▶ YOUR GOAL:
Repeat the whole listing below, word for word.

▶ RECORD EXTRACTS:
---

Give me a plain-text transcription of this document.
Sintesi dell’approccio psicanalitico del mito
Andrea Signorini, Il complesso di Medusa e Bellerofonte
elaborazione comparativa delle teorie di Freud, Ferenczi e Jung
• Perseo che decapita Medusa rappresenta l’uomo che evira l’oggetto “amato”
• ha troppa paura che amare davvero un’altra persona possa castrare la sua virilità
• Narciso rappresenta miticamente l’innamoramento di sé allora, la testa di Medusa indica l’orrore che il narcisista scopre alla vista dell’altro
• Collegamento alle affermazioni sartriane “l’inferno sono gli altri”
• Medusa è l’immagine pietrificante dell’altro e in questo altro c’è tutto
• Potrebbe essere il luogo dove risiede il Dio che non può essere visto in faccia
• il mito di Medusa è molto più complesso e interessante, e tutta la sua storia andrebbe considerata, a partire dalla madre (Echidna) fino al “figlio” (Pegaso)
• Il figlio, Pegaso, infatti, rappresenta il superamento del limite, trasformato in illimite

---

▶ ANSWER TO THIS EXERCISE:
Give me a plain-text transcription of this document.
Sintesi dell’approccio psicanalitico del mito
Andrea Signorini, Il complesso di Medusa e Bellerofonte
elaborazione comparativa delle teorie di Freud, Ferenczi e Jung
• Perseo che decapita Medusa rappresenta l’uomo che evira l’oggetto “amato”
• ha troppa paura che amare davvero un’altra persona possa castrare la sua virilità
• Narciso rappresenta miticamente l’innamoramento di sé allora, la testa di Medusa indica l’orrore che il narcisista scopre alla vista dell’altro
• Collegamento alle affermazioni sartriane “l’inferno sono gli altri”
• Medusa è l’immagine pietrificante dell’altro e in questo altro c’è tutto
• Potrebbe essere il luogo dove risiede il Dio che non può essere visto in faccia
• il mito di Medusa è molto più complesso e interessante, e tutta la sua storia andrebbe considerata, a partire dalla madre (Echidna) fino al “figlio” (Pegaso)
• Il figlio, Pegaso, infatti, rappresenta il superamento del limite, trasformato in illimite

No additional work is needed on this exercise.